"""

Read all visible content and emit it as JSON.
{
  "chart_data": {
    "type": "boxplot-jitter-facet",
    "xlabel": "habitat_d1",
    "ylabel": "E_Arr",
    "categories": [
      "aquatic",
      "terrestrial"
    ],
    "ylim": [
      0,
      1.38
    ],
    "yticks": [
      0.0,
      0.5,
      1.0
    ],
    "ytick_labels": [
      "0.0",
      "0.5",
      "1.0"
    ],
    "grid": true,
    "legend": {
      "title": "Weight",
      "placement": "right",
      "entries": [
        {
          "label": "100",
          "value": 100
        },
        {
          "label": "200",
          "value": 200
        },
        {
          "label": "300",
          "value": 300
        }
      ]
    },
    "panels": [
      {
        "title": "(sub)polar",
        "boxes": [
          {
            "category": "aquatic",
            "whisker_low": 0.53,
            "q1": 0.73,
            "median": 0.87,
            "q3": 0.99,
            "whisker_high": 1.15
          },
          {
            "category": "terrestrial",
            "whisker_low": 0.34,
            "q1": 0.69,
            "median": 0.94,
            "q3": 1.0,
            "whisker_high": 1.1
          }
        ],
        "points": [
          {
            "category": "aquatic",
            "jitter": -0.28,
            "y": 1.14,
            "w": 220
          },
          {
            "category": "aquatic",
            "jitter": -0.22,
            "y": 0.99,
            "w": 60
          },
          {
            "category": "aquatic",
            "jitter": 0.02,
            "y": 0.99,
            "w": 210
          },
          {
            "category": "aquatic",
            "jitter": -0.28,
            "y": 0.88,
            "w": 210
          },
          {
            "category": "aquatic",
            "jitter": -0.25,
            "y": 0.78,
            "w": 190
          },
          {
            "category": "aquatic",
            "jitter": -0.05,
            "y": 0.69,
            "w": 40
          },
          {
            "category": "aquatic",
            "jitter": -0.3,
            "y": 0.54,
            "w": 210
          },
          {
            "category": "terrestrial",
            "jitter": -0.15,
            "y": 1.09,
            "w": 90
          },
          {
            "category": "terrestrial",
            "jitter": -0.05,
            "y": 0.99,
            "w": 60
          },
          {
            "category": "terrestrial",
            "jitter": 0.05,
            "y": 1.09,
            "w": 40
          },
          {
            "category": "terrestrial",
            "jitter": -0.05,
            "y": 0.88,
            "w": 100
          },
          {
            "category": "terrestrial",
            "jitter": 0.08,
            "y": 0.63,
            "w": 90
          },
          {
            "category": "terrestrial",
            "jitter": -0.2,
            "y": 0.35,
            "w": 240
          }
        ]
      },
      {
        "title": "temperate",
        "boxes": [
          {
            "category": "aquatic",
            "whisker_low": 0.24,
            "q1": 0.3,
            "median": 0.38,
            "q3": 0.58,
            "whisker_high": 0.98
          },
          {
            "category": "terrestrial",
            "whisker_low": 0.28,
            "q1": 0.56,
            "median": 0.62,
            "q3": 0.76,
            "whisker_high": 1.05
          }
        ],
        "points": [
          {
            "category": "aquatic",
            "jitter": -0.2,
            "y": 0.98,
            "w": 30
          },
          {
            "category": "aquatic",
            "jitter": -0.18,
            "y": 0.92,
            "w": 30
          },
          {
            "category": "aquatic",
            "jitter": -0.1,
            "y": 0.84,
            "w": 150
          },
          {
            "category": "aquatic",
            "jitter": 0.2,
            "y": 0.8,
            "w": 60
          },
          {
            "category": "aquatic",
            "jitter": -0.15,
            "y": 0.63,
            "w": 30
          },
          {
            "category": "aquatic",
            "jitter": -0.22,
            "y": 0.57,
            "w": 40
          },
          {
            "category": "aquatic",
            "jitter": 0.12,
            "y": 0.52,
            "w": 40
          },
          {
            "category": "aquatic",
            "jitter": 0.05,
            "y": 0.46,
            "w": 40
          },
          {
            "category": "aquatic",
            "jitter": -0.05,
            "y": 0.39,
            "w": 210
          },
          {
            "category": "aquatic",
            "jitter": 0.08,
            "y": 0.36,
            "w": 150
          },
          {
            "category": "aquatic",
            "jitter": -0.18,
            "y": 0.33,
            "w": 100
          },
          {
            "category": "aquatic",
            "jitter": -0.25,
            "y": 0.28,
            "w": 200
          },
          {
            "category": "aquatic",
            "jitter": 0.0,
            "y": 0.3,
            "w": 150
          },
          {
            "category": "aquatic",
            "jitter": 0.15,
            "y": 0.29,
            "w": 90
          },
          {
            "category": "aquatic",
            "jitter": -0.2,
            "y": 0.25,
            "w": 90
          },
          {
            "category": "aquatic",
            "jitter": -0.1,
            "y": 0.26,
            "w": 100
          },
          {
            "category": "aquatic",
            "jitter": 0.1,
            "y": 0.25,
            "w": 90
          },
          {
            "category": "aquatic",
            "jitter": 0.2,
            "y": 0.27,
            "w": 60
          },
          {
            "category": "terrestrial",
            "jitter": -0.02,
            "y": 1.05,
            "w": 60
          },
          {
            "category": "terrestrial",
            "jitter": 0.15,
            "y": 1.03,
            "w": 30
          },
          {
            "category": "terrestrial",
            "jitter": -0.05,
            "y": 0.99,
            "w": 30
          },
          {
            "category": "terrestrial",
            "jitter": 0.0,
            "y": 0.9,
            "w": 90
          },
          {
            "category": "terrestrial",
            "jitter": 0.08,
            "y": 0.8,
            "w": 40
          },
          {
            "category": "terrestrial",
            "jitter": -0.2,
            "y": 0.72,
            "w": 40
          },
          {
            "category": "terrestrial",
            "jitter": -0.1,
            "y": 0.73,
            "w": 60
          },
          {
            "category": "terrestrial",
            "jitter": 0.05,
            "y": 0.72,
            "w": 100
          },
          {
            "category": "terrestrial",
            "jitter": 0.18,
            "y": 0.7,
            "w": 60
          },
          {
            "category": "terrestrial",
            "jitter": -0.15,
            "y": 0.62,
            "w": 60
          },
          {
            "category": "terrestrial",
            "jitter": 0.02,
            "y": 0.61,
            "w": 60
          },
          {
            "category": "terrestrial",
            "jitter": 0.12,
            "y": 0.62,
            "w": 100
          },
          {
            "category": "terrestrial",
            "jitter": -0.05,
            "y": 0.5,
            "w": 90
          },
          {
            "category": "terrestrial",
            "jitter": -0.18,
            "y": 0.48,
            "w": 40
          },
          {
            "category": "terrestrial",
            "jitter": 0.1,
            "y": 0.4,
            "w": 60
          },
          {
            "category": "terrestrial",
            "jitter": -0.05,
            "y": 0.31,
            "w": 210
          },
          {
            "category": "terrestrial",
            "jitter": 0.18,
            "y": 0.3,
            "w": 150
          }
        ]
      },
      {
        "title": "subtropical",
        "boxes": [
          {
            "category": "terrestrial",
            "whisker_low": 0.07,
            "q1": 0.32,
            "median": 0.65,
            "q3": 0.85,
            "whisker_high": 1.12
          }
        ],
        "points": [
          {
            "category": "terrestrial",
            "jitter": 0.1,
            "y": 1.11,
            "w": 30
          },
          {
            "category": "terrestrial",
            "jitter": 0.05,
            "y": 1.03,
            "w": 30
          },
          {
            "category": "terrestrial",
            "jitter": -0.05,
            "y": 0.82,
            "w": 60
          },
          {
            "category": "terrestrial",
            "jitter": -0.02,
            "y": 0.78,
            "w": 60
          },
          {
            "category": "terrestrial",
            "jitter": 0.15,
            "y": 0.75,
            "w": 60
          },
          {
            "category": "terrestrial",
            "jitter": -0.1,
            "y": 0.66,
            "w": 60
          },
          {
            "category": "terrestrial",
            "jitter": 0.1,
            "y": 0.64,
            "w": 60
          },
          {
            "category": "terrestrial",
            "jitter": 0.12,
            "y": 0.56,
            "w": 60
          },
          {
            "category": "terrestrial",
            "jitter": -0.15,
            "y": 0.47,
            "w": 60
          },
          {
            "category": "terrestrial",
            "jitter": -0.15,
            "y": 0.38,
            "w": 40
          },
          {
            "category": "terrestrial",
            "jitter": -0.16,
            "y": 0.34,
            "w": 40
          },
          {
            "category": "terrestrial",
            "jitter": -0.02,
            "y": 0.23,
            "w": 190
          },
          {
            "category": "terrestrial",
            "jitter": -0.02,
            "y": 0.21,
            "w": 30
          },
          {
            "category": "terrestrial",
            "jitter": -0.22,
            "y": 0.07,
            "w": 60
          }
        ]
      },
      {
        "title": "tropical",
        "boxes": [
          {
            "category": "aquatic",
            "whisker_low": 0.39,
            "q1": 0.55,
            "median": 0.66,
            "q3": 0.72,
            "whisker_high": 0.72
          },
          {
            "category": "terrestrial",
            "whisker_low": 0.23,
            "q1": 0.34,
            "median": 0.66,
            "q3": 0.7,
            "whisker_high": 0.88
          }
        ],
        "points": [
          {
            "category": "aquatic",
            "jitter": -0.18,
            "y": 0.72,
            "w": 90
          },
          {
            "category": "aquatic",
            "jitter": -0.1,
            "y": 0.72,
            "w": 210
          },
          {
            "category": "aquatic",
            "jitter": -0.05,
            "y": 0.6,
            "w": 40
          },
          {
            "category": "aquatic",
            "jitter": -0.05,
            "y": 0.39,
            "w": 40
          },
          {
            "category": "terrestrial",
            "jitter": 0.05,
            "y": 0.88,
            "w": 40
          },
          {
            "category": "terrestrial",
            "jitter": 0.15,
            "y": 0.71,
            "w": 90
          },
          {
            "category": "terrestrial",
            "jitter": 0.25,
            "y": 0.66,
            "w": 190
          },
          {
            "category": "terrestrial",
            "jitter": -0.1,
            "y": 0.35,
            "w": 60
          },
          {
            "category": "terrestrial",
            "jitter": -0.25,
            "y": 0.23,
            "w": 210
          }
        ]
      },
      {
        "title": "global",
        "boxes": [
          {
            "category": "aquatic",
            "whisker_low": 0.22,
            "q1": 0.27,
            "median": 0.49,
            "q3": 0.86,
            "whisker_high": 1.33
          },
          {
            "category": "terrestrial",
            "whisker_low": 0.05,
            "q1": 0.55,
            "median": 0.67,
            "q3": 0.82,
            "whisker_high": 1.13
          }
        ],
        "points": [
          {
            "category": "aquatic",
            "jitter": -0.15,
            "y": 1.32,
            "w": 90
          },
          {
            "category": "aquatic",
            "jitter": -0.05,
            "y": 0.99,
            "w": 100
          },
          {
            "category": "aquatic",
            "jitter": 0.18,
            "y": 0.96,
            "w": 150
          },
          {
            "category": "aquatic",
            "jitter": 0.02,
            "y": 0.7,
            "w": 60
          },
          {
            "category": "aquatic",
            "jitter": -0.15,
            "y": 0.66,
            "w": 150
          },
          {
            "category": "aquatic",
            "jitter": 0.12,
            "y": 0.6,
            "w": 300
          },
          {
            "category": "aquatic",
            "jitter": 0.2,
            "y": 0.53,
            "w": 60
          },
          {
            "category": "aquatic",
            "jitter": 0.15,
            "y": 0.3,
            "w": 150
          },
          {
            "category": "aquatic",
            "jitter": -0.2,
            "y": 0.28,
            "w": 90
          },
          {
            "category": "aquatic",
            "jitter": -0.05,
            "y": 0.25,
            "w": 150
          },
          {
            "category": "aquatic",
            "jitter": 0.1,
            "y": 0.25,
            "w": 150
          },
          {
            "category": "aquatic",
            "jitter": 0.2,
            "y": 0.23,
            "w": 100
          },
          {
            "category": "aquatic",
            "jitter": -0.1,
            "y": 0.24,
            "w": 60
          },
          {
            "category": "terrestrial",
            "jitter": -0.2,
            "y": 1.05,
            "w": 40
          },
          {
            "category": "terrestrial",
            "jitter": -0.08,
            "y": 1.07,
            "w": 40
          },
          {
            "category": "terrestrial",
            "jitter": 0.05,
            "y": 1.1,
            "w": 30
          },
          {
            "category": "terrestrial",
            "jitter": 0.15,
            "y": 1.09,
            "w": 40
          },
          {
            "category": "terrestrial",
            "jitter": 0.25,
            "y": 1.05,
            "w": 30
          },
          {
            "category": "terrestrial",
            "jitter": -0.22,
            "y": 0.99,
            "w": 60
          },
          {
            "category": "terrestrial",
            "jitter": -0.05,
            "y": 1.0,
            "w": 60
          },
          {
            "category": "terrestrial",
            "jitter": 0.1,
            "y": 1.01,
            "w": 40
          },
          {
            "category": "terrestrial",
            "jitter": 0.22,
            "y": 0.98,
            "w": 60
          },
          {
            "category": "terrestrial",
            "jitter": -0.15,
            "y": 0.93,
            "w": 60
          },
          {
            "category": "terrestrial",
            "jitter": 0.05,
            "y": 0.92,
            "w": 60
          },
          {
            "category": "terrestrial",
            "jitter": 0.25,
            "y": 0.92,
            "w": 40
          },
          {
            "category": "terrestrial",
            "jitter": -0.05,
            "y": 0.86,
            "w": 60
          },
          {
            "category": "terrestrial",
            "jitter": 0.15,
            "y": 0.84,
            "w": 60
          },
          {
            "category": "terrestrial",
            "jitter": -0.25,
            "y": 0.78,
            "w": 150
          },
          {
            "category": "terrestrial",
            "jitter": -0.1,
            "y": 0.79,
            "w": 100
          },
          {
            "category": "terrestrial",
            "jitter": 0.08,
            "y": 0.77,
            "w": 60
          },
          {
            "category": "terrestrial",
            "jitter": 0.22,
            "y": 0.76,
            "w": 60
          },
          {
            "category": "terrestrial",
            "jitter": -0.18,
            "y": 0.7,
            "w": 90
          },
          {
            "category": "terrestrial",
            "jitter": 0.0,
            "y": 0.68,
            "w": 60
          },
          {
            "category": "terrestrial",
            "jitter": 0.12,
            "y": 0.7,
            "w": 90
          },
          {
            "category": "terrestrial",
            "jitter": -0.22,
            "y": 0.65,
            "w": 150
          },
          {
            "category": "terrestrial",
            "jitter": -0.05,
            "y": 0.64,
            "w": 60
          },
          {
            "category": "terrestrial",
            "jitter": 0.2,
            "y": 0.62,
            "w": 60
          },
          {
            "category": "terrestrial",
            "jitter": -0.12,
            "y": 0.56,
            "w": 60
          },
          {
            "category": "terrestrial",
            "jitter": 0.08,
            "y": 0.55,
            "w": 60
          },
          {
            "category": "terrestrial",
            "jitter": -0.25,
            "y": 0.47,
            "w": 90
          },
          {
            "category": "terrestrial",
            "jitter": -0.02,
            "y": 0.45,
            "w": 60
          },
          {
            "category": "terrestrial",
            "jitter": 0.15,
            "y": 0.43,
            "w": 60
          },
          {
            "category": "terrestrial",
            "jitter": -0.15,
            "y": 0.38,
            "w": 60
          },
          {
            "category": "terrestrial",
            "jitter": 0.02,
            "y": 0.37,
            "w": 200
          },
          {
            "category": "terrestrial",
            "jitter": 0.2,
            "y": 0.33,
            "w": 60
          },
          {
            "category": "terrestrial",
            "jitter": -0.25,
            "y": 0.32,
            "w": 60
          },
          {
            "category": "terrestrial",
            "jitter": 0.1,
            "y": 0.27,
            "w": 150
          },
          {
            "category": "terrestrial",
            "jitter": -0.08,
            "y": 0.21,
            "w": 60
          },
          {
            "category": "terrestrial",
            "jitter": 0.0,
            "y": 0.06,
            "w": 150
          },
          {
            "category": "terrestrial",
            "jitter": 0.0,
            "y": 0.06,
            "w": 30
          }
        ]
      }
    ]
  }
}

"""

WHAT IS EXPECTED: Using the entries above, return each line that includes the word "median".

SOLUTION TO THIS PROBLEM:
            "median": 0.87,
            "median": 0.94,
            "median": 0.38,
            "median": 0.62,
            "median": 0.65,
            "median": 0.66,
            "median": 0.66,
            "median": 0.49,
            "median": 0.67,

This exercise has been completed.